Start of DATA LINES
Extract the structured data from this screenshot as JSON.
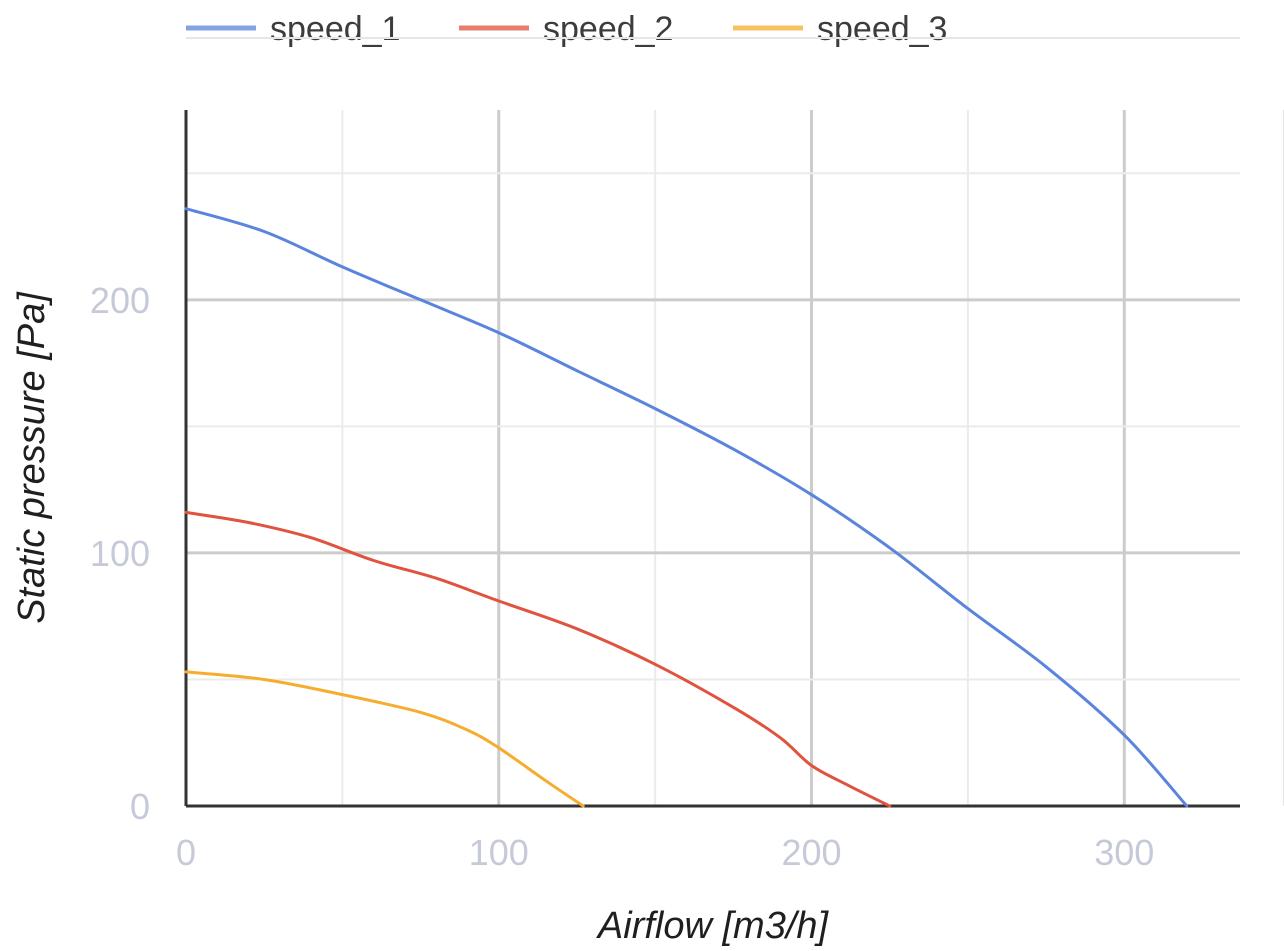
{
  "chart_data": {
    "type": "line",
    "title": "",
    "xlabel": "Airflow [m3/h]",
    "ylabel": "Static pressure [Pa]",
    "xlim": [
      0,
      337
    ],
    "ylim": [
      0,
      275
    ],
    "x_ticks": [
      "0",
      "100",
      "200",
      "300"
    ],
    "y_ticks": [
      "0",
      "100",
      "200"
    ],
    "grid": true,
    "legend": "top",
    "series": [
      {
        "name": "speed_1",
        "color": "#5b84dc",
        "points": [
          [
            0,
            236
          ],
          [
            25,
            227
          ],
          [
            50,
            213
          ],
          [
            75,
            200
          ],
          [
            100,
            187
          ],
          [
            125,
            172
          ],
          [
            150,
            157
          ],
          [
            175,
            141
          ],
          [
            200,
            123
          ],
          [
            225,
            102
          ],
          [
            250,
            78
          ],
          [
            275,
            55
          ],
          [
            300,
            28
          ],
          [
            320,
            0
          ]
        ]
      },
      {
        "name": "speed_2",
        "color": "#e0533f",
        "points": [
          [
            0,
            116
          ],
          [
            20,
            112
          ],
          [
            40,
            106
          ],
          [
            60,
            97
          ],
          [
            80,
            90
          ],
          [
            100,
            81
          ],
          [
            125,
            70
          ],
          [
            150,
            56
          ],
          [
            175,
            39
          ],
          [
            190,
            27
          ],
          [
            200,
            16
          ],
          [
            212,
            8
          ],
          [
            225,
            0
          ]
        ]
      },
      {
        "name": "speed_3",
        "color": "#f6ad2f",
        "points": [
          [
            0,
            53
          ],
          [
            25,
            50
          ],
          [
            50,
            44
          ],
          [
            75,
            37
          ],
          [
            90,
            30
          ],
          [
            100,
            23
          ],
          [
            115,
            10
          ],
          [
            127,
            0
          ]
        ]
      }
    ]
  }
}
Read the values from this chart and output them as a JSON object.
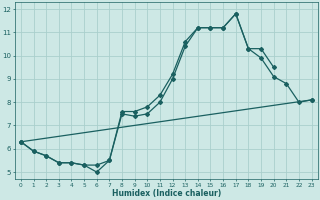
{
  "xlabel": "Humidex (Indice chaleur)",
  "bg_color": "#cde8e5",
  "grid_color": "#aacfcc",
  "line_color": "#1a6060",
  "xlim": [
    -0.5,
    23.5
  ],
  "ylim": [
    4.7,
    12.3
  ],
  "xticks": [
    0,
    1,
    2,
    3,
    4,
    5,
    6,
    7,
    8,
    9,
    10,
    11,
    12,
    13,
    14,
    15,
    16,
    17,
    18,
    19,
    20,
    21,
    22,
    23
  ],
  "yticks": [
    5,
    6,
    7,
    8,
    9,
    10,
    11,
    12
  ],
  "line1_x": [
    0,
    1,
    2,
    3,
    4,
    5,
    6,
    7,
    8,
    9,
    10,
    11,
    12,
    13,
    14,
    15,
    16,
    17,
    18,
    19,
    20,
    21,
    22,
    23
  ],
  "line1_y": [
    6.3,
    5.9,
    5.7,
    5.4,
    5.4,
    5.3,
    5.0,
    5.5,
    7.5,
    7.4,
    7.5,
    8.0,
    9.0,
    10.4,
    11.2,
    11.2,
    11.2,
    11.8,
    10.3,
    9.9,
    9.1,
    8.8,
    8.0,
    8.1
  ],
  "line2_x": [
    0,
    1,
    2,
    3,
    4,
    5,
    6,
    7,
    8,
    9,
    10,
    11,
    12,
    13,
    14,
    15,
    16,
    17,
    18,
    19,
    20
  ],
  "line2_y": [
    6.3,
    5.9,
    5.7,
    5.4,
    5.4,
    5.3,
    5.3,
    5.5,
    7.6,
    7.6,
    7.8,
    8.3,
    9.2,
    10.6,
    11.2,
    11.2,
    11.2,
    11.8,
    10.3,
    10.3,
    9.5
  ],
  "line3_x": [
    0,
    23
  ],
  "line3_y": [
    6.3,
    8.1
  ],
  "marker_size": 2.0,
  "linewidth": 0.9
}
End of DATA LINES
■ GOAL
Write out every line of the data that holds the word "name".

■ CORRECT RESULT
        "name": "speed_1",
        "name": "speed_2",
        "name": "speed_3",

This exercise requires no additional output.